■ A block of data ■
━━━━━━━━━━━━━━━━
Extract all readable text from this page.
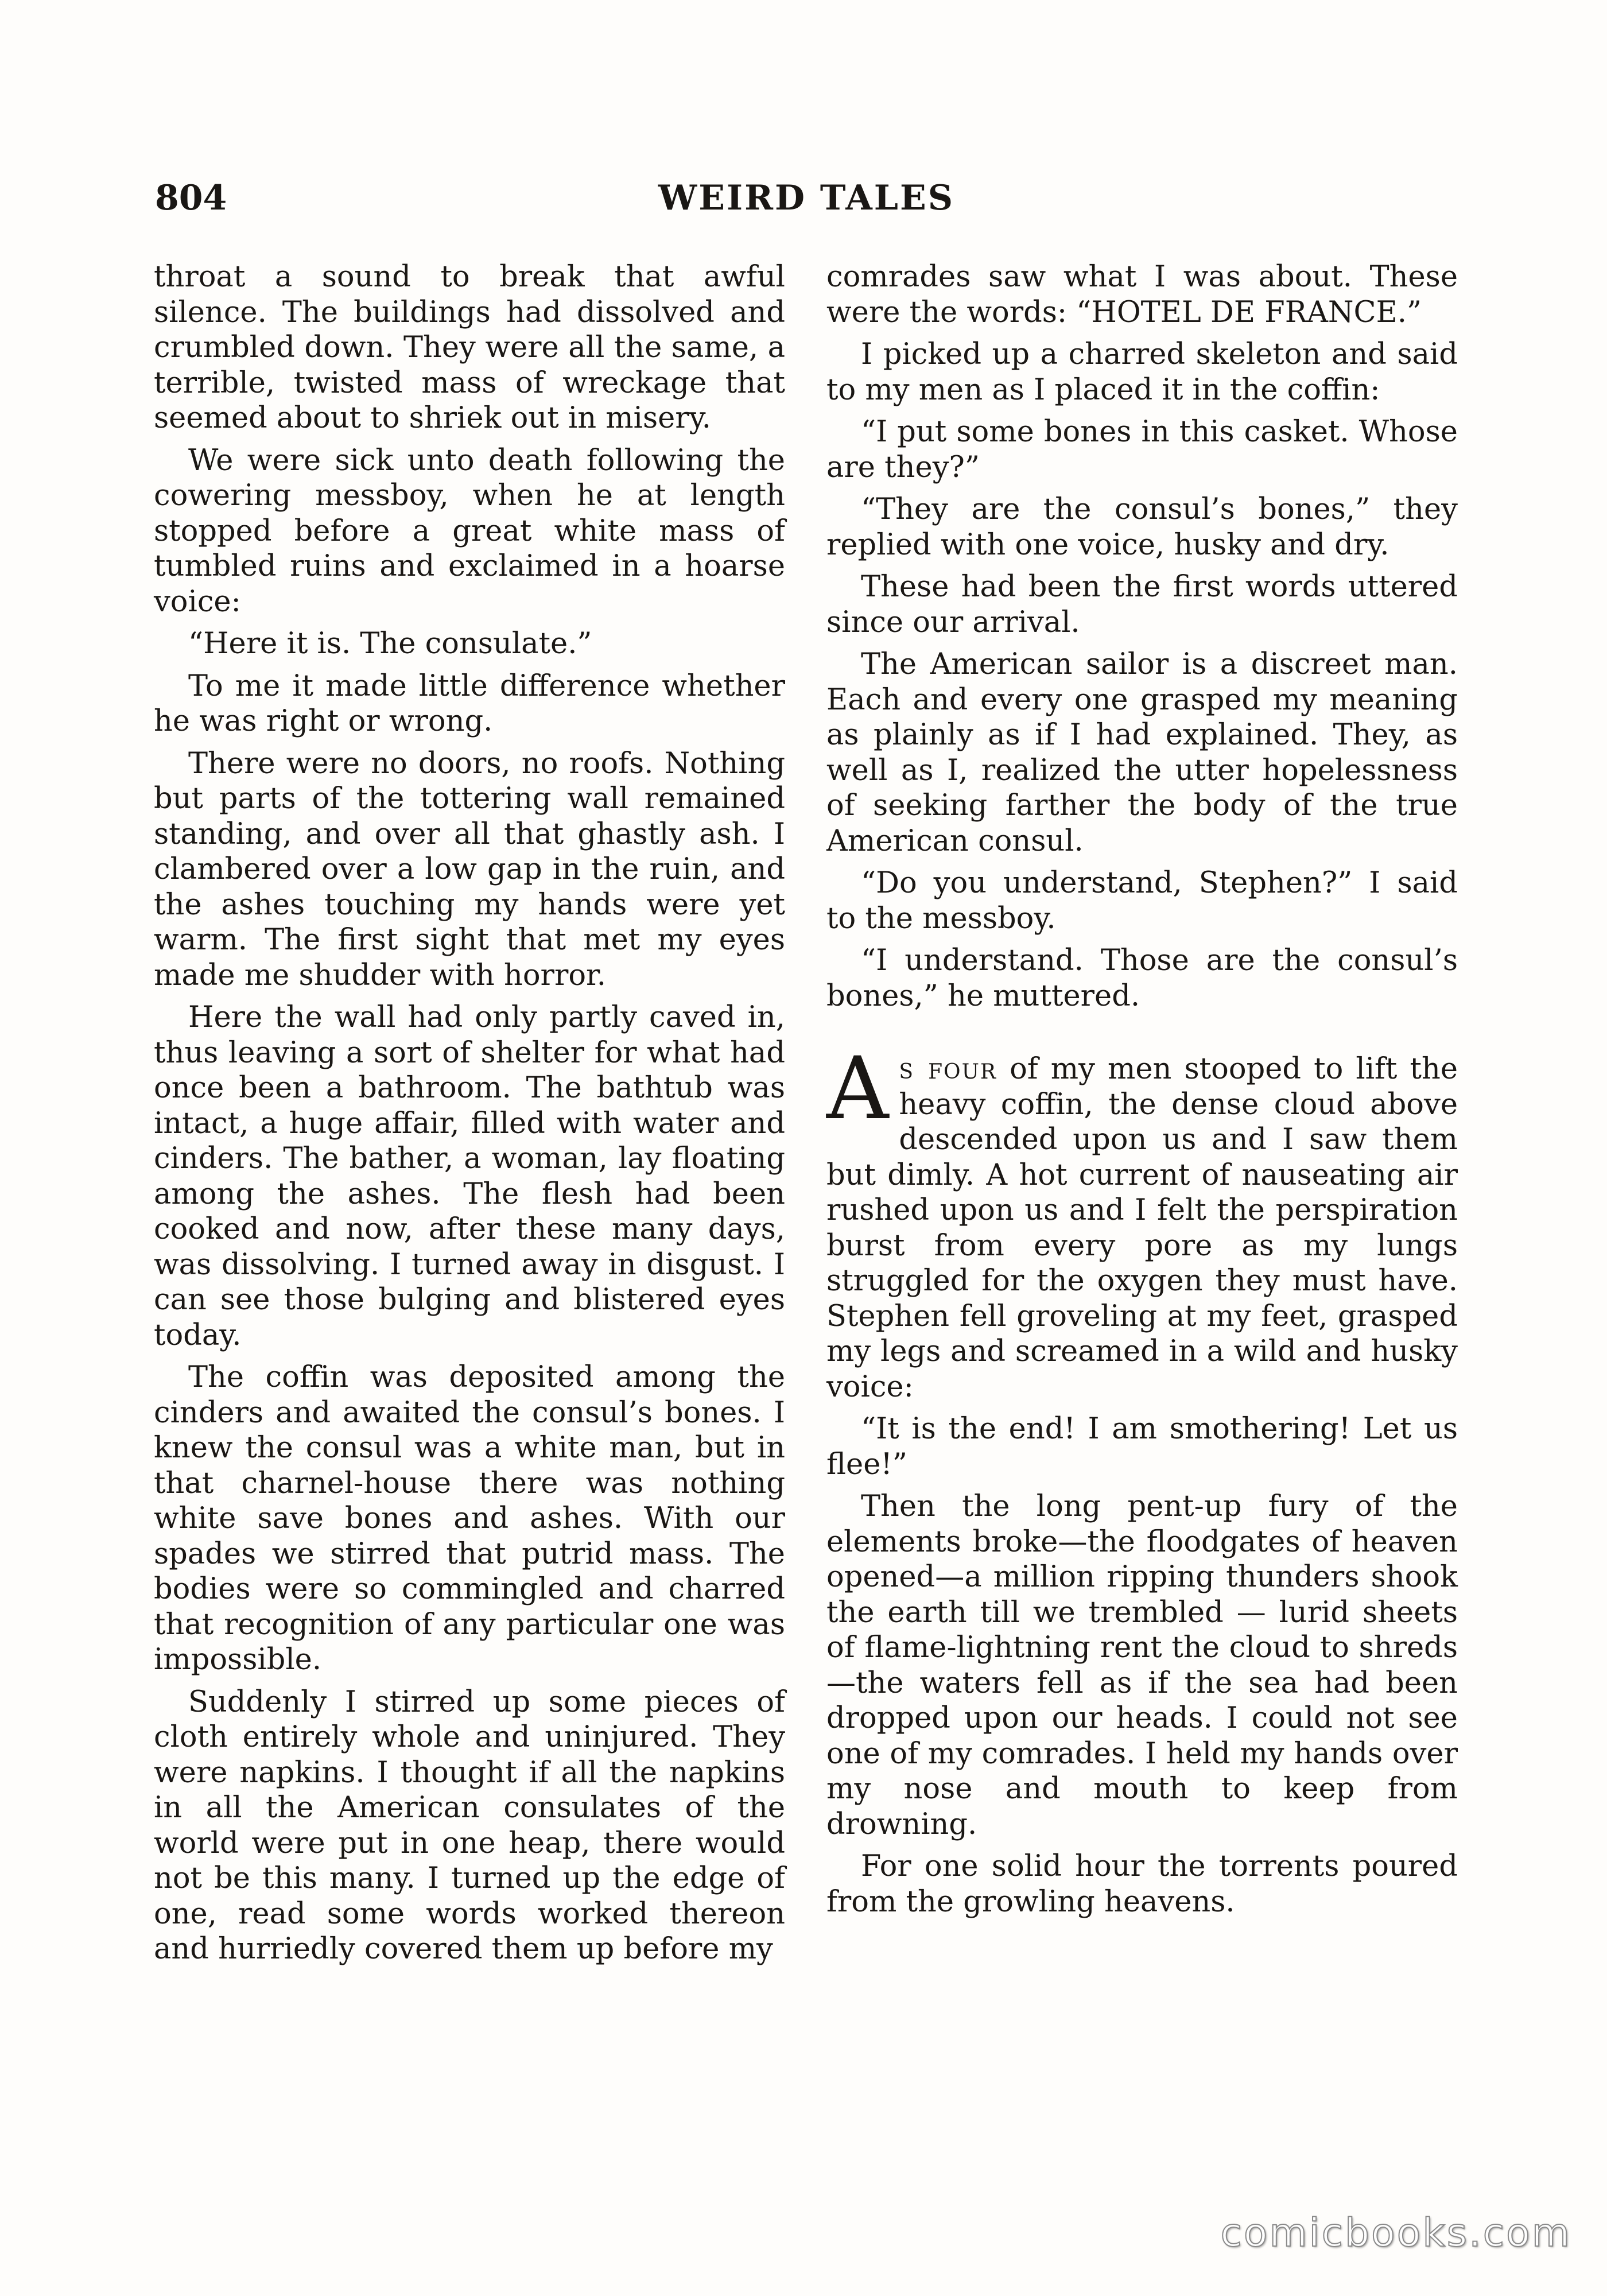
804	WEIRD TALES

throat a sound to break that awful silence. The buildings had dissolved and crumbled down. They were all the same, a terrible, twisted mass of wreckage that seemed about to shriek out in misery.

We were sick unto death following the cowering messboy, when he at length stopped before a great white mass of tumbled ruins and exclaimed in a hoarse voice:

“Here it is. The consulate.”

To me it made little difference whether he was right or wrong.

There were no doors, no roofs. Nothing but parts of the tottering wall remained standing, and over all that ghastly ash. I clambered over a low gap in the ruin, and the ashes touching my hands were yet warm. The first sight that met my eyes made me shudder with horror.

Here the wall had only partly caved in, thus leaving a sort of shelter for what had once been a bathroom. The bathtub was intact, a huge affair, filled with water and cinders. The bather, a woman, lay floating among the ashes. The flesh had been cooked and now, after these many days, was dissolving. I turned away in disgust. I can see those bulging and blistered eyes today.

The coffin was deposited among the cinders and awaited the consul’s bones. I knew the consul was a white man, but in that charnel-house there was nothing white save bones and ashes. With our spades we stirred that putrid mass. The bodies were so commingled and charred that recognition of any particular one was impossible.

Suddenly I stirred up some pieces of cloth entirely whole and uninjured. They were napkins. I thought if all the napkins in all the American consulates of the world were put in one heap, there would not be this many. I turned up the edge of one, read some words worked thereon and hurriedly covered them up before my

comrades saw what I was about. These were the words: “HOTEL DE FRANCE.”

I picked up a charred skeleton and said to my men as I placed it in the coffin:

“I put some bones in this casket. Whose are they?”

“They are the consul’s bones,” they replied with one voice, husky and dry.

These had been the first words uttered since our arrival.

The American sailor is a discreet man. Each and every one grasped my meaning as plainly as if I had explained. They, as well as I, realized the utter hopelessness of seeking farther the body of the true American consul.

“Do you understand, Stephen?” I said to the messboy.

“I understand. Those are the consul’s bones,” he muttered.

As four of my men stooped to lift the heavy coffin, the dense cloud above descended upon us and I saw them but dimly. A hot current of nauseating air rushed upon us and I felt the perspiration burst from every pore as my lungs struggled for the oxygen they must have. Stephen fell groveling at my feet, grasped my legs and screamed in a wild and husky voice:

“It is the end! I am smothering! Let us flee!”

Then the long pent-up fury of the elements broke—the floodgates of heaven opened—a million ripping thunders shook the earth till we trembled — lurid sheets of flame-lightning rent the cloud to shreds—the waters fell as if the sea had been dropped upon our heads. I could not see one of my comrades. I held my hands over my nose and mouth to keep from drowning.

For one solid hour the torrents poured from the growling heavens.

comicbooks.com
━━━━━━━━━━━━━━━━
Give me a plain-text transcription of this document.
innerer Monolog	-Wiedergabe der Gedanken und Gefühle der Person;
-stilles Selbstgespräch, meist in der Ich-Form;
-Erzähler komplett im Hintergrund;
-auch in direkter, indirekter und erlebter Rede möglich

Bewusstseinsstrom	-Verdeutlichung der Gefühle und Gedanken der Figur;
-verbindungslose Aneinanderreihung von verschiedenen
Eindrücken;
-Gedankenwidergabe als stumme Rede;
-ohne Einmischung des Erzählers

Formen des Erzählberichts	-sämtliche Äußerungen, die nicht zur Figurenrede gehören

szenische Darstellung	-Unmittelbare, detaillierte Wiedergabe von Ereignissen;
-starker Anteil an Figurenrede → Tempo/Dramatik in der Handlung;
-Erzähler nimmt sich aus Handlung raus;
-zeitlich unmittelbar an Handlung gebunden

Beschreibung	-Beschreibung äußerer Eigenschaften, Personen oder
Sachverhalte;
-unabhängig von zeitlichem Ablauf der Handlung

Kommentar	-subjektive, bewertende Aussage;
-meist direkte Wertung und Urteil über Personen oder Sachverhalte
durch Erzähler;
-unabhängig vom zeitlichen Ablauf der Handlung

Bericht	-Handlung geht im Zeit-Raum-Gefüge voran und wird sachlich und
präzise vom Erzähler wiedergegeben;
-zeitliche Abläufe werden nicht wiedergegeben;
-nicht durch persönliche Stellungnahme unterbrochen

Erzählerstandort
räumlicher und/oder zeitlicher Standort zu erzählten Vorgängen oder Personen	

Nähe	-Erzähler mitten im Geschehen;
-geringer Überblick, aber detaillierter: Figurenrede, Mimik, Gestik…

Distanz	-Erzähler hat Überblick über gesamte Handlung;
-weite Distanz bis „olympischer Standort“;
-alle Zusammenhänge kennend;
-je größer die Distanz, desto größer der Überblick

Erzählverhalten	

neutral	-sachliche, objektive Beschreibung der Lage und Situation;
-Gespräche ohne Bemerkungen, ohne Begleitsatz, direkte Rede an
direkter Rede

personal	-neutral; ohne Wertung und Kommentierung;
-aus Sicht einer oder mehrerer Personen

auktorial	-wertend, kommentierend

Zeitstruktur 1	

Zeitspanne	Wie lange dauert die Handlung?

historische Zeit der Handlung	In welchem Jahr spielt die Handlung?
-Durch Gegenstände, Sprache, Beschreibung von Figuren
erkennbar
━━━━━━━━━━━━━━━━
Show every line above in which the word "comrades" occurs.

comrades saw what I was about. These were the words: “HOTEL DE FRANCE.”
Then the long pent-up fury of the elements broke—the floodgates of heaven opened—a million ripping thunders shook the earth till we trembled — lurid sheets of flame-lightning rent the cloud to shreds—the waters fell as if the sea had been dropped upon our heads. I could not see one of my comrades. I held my hands over my nose and mouth to keep from drowning.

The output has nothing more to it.